GIVEN REQUEST ->
Work out how many lines contain "زكريا". Reply with the count alone.

THE RECORDS ->
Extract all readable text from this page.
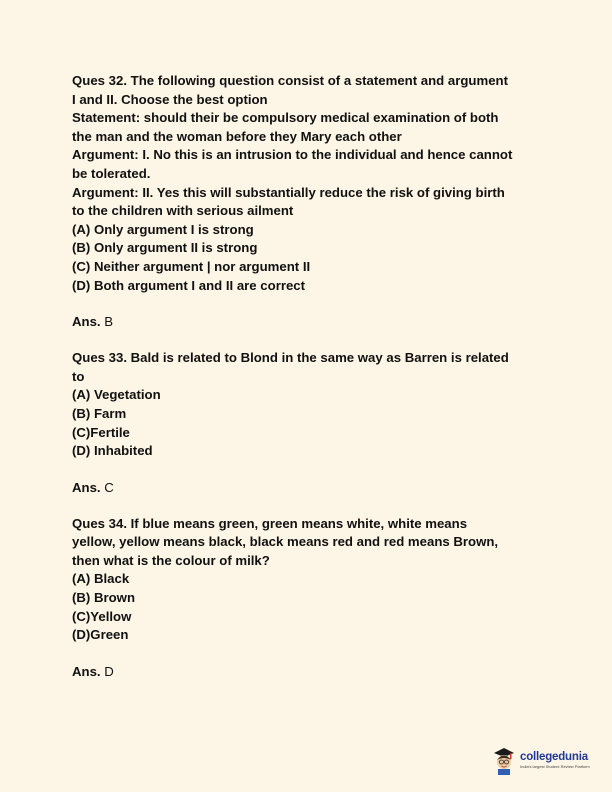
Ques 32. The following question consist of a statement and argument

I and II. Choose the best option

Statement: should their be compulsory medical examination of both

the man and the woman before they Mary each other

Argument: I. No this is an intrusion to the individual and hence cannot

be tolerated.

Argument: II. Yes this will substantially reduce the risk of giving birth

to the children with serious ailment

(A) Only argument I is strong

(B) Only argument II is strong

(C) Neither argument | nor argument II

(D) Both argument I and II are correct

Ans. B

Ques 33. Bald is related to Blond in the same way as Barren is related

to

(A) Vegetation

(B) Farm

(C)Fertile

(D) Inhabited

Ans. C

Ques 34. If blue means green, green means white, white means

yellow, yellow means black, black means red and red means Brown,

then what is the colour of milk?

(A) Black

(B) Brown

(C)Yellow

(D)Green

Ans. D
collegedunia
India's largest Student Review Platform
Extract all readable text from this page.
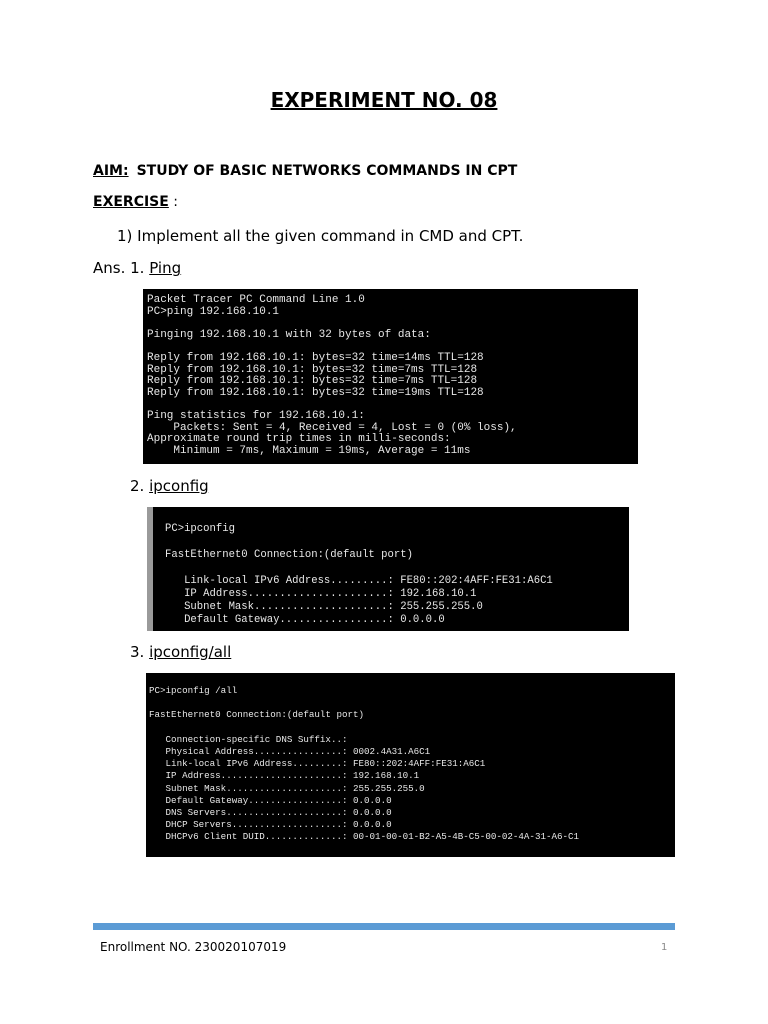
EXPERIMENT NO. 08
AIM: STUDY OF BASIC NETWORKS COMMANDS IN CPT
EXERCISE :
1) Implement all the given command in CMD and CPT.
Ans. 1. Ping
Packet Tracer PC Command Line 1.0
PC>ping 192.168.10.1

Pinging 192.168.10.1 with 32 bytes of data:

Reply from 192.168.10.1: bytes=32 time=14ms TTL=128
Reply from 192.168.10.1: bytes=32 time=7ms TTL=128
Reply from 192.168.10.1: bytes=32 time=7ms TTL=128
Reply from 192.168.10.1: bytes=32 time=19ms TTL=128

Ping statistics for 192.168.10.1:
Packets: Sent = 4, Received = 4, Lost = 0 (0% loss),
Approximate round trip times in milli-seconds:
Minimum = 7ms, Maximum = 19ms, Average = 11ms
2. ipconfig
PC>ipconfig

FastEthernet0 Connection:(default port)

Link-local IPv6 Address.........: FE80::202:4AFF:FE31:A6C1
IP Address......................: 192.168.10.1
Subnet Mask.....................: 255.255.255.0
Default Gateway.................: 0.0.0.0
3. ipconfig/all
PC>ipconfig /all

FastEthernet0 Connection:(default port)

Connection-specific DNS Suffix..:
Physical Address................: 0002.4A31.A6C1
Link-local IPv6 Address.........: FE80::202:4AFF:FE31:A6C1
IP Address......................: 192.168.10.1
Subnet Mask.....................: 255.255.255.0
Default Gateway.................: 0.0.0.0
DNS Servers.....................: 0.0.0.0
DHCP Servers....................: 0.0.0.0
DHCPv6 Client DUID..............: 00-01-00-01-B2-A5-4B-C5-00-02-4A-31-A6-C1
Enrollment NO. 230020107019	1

==

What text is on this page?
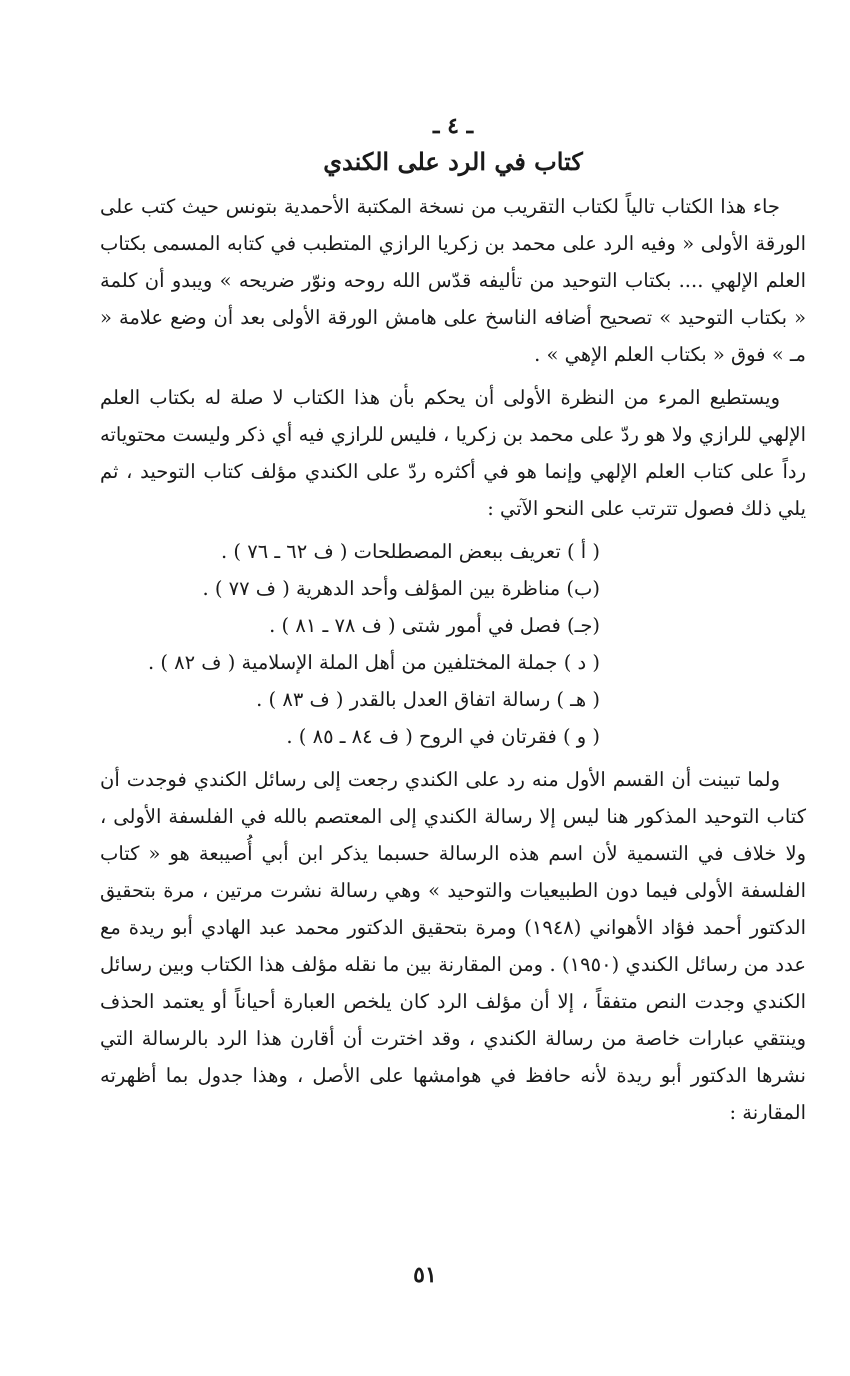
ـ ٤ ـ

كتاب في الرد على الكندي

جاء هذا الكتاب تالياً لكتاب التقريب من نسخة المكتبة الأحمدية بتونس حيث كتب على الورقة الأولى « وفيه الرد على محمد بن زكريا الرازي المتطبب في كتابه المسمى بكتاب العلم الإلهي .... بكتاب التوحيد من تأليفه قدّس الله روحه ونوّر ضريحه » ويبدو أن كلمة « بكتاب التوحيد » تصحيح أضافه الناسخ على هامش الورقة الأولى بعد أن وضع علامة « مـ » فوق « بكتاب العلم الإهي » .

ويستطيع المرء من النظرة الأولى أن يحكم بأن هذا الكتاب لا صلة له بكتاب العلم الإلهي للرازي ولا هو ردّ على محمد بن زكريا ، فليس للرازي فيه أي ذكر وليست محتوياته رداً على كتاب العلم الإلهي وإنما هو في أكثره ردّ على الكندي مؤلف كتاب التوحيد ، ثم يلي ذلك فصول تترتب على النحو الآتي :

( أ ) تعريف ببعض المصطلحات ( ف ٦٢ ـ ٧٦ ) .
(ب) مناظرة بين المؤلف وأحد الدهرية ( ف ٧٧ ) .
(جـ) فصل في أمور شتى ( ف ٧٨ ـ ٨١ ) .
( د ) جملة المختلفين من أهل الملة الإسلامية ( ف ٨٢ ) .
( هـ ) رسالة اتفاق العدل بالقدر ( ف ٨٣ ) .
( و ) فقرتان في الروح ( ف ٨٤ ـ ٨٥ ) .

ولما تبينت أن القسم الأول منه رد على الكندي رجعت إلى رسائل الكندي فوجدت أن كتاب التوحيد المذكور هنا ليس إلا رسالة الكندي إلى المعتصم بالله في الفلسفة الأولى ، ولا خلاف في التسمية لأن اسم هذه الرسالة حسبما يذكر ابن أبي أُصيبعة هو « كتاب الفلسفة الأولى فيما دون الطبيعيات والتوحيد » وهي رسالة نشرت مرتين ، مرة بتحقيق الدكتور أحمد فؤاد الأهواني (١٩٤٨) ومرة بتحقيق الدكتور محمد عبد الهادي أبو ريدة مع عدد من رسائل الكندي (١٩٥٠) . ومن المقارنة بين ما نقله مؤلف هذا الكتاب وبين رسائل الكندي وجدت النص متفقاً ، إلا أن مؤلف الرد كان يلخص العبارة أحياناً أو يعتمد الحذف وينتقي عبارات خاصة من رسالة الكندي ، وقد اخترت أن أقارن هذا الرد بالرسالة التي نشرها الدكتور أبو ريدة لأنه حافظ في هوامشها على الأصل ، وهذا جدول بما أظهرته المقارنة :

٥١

CORRECT RESULT ->
2